▸ **EXERCISE REQUIREMENTS**:
Write out the full set of records below exactly.

▸ **ENTRIES SHOWN**:
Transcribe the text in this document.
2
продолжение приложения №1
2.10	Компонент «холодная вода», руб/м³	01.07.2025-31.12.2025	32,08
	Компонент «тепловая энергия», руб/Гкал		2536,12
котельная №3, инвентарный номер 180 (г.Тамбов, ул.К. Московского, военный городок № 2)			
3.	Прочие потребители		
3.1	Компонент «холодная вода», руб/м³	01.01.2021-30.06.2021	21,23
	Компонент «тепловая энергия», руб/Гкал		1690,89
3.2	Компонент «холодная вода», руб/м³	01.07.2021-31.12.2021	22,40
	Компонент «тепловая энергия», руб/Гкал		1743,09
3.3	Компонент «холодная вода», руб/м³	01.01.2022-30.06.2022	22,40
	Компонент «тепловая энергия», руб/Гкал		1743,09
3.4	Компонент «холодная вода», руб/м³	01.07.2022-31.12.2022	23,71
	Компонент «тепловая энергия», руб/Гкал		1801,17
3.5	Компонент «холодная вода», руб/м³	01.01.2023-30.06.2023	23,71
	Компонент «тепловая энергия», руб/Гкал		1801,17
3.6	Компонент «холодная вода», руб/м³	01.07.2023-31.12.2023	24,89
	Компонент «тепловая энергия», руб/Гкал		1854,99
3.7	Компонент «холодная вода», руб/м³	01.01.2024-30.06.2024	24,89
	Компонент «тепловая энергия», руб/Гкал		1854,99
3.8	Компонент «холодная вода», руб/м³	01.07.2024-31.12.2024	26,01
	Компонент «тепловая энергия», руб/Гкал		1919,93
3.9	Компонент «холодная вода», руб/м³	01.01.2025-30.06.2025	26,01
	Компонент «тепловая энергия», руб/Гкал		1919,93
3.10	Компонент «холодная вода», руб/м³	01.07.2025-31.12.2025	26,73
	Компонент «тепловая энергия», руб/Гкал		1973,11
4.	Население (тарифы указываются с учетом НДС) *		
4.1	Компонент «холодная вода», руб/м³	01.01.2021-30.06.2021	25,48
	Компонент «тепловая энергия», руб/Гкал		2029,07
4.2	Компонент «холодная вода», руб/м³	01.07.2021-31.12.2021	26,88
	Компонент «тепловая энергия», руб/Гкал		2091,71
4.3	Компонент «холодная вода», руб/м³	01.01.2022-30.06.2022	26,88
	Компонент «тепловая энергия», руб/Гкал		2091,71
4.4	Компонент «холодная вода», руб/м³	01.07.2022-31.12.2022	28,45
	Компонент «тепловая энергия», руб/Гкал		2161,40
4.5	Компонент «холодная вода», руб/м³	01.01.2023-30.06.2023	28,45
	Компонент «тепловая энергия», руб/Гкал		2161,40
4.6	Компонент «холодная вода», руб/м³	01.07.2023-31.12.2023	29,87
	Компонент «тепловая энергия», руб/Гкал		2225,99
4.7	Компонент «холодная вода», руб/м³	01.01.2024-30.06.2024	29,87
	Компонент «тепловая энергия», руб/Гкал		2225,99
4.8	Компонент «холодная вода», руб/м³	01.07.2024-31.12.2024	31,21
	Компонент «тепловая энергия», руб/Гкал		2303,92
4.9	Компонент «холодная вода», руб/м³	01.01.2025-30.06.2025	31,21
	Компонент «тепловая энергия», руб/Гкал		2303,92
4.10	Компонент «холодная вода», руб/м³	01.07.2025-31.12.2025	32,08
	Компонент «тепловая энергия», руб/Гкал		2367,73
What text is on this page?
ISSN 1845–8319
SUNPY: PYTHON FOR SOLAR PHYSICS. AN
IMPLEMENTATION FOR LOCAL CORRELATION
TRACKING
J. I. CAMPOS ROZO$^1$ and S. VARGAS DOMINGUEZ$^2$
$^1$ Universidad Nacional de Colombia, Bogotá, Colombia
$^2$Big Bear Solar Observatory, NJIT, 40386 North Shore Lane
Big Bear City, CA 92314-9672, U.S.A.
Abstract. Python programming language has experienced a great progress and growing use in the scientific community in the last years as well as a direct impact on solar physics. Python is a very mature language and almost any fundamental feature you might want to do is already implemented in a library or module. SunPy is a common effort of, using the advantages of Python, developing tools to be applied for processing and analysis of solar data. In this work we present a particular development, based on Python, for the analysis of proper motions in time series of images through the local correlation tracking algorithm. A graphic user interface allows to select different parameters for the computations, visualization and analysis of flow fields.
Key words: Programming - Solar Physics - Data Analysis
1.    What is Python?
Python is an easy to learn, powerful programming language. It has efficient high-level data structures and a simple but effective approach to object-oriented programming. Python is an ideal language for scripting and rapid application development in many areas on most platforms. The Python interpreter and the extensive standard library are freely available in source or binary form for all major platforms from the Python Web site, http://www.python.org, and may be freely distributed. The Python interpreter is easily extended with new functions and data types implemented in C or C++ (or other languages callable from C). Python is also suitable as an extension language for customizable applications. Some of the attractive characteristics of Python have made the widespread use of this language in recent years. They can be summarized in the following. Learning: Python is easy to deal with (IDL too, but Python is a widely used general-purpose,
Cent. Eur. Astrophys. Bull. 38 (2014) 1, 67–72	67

▸ **RIGHT ANSWER**:
Transcribe the text in this document.
2
продолжение приложения №1
2.10	Компонент «холодная вода», руб/м³	01.07.2025-31.12.2025	32,08
	Компонент «тепловая энергия», руб/Гкал		2536,12
котельная №3, инвентарный номер 180 (г.Тамбов, ул.К. Московского, военный городок № 2)			
3.	Прочие потребители		
3.1	Компонент «холодная вода», руб/м³	01.01.2021-30.06.2021	21,23
	Компонент «тепловая энергия», руб/Гкал		1690,89
3.2	Компонент «холодная вода», руб/м³	01.07.2021-31.12.2021	22,40
	Компонент «тепловая энергия», руб/Гкал		1743,09
3.3	Компонент «холодная вода», руб/м³	01.01.2022-30.06.2022	22,40
	Компонент «тепловая энергия», руб/Гкал		1743,09
3.4	Компонент «холодная вода», руб/м³	01.07.2022-31.12.2022	23,71
	Компонент «тепловая энергия», руб/Гкал		1801,17
3.5	Компонент «холодная вода», руб/м³	01.01.2023-30.06.2023	23,71
	Компонент «тепловая энергия», руб/Гкал		1801,17
3.6	Компонент «холодная вода», руб/м³	01.07.2023-31.12.2023	24,89
	Компонент «тепловая энергия», руб/Гкал		1854,99
3.7	Компонент «холодная вода», руб/м³	01.01.2024-30.06.2024	24,89
	Компонент «тепловая энергия», руб/Гкал		1854,99
3.8	Компонент «холодная вода», руб/м³	01.07.2024-31.12.2024	26,01
	Компонент «тепловая энергия», руб/Гкал		1919,93
3.9	Компонент «холодная вода», руб/м³	01.01.2025-30.06.2025	26,01
	Компонент «тепловая энергия», руб/Гкал		1919,93
3.10	Компонент «холодная вода», руб/м³	01.07.2025-31.12.2025	26,73
	Компонент «тепловая энергия», руб/Гкал		1973,11
4.	Население (тарифы указываются с учетом НДС) *		
4.1	Компонент «холодная вода», руб/м³	01.01.2021-30.06.2021	25,48
	Компонент «тепловая энергия», руб/Гкал		2029,07
4.2	Компонент «холодная вода», руб/м³	01.07.2021-31.12.2021	26,88
	Компонент «тепловая энергия», руб/Гкал		2091,71
4.3	Компонент «холодная вода», руб/м³	01.01.2022-30.06.2022	26,88
	Компонент «тепловая энергия», руб/Гкал		2091,71
4.4	Компонент «холодная вода», руб/м³	01.07.2022-31.12.2022	28,45
	Компонент «тепловая энергия», руб/Гкал		2161,40
4.5	Компонент «холодная вода», руб/м³	01.01.2023-30.06.2023	28,45
	Компонент «тепловая энергия», руб/Гкал		2161,40
4.6	Компонент «холодная вода», руб/м³	01.07.2023-31.12.2023	29,87
	Компонент «тепловая энергия», руб/Гкал		2225,99
4.7	Компонент «холодная вода», руб/м³	01.01.2024-30.06.2024	29,87
	Компонент «тепловая энергия», руб/Гкал		2225,99
4.8	Компонент «холодная вода», руб/м³	01.07.2024-31.12.2024	31,21
	Компонент «тепловая энергия», руб/Гкал		2303,92
4.9	Компонент «холодная вода», руб/м³	01.01.2025-30.06.2025	31,21
	Компонент «тепловая энергия», руб/Гкал		2303,92
4.10	Компонент «холодная вода», руб/м³	01.07.2025-31.12.2025	32,08
	Компонент «тепловая энергия», руб/Гкал		2367,73
What text is on this page?
ISSN 1845–8319
SUNPY: PYTHON FOR SOLAR PHYSICS. AN
IMPLEMENTATION FOR LOCAL CORRELATION
TRACKING
J. I. CAMPOS ROZO$^1$ and S. VARGAS DOMINGUEZ$^2$
$^1$ Universidad Nacional de Colombia, Bogotá, Colombia
$^2$Big Bear Solar Observatory, NJIT, 40386 North Shore Lane
Big Bear City, CA 92314-9672, U.S.A.
Abstract. Python programming language has experienced a great progress and growing use in the scientific community in the last years as well as a direct impact on solar physics. Python is a very mature language and almost any fundamental feature you might want to do is already implemented in a library or module. SunPy is a common effort of, using the advantages of Python, developing tools to be applied for processing and analysis of solar data. In this work we present a particular development, based on Python, for the analysis of proper motions in time series of images through the local correlation tracking algorithm. A graphic user interface allows to select different parameters for the computations, visualization and analysis of flow fields.
Key words: Programming - Solar Physics - Data Analysis
1.    What is Python?
Python is an easy to learn, powerful programming language. It has efficient high-level data structures and a simple but effective approach to object-oriented programming. Python is an ideal language for scripting and rapid application development in many areas on most platforms. The Python interpreter and the extensive standard library are freely available in source or binary form for all major platforms from the Python Web site, http://www.python.org, and may be freely distributed. The Python interpreter is easily extended with new functions and data types implemented in C or C++ (or other languages callable from C). Python is also suitable as an extension language for customizable applications. Some of the attractive characteristics of Python have made the widespread use of this language in recent years. They can be summarized in the following. Learning: Python is easy to deal with (IDL too, but Python is a widely used general-purpose,
Cent. Eur. Astrophys. Bull. 38 (2014) 1, 67–72	67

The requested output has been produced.